Start

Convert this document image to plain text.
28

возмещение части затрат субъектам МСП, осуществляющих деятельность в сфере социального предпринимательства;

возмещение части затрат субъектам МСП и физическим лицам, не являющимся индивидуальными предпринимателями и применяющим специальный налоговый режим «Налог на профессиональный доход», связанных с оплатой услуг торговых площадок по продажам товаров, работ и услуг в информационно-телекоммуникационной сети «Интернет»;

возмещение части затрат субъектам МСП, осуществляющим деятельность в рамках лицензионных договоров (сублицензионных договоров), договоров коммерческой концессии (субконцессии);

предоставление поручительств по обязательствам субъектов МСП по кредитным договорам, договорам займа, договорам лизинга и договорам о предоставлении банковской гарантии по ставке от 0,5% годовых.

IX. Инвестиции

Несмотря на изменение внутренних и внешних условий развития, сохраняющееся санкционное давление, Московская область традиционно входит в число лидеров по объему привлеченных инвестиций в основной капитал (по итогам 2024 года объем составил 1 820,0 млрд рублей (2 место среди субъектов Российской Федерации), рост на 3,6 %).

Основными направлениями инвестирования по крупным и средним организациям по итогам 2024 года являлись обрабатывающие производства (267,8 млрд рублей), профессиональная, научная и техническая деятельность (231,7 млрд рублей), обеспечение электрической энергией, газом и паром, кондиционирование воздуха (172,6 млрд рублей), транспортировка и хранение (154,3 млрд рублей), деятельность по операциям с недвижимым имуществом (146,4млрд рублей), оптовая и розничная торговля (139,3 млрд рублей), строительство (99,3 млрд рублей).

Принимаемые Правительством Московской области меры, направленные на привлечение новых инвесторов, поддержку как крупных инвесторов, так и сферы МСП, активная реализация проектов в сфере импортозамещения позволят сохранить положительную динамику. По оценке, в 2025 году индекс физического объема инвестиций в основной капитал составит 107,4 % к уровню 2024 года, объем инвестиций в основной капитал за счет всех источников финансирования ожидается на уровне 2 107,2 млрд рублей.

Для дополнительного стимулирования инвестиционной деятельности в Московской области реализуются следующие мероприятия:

End
Start

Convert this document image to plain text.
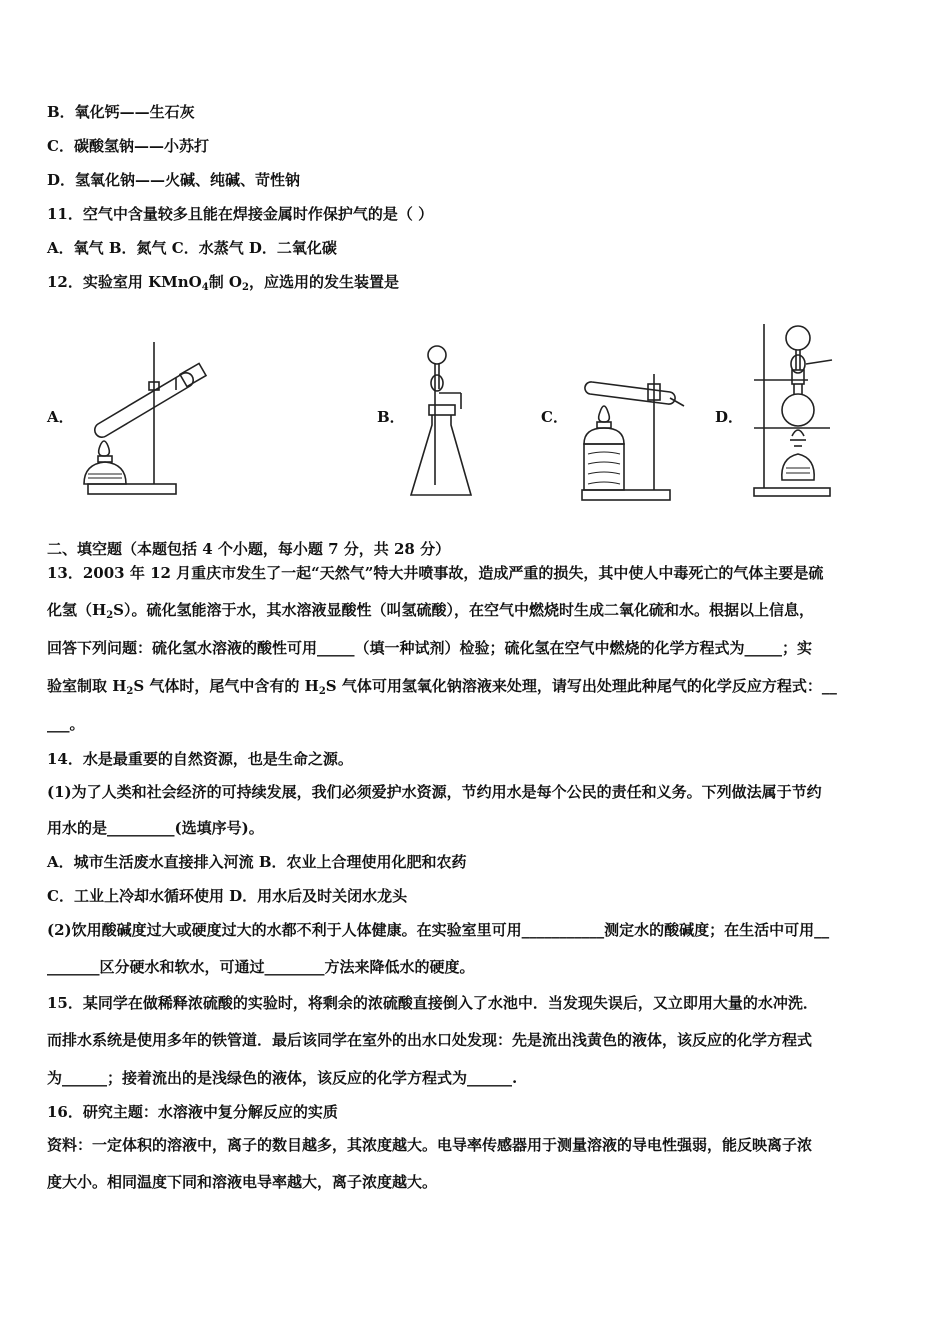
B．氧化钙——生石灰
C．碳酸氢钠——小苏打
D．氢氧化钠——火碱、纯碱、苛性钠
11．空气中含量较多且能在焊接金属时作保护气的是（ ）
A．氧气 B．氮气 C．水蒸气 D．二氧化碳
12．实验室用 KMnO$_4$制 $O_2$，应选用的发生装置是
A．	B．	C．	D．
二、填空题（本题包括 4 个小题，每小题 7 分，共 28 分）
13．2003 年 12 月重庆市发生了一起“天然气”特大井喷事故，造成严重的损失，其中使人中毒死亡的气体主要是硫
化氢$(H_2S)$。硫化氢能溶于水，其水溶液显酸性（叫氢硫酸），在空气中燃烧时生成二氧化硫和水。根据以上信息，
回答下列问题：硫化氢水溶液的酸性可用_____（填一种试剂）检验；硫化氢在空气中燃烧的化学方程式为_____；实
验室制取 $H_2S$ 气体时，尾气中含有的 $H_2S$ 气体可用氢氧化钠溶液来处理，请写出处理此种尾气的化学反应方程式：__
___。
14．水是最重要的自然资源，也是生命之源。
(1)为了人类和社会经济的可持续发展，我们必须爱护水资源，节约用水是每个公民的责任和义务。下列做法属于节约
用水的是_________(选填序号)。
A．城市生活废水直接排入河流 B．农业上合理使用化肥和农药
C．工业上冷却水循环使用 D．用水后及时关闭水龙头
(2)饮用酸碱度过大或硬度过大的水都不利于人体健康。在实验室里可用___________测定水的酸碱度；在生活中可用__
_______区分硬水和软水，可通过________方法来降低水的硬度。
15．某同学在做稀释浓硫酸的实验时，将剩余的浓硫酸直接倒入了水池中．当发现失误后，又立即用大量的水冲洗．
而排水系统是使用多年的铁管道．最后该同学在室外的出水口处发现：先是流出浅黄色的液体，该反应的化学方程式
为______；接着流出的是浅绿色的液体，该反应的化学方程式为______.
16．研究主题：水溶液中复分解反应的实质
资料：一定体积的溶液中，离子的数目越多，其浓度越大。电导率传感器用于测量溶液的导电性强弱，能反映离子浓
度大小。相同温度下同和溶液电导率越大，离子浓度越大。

End
Start

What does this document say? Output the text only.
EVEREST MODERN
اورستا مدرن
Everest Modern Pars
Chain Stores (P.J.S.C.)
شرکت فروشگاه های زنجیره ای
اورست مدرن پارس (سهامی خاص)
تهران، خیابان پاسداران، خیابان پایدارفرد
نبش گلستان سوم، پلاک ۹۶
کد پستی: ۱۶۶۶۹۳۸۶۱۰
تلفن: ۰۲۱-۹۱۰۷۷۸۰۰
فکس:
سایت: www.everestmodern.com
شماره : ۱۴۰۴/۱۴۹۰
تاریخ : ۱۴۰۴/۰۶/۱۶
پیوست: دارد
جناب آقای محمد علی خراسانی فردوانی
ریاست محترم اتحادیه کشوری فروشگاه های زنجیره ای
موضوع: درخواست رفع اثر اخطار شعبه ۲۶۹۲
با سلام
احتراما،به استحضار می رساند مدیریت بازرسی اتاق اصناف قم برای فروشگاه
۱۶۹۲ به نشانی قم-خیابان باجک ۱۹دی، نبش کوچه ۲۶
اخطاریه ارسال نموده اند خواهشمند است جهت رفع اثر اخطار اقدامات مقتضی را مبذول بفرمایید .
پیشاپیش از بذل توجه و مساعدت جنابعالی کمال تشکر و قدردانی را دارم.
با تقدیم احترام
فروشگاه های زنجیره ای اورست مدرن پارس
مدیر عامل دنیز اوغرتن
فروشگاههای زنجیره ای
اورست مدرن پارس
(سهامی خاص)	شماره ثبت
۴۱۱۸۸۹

End

▸ To be done:
Tally every line of the data that holds the word "основной" and write the count alone.

▸ Result of the exercise:
2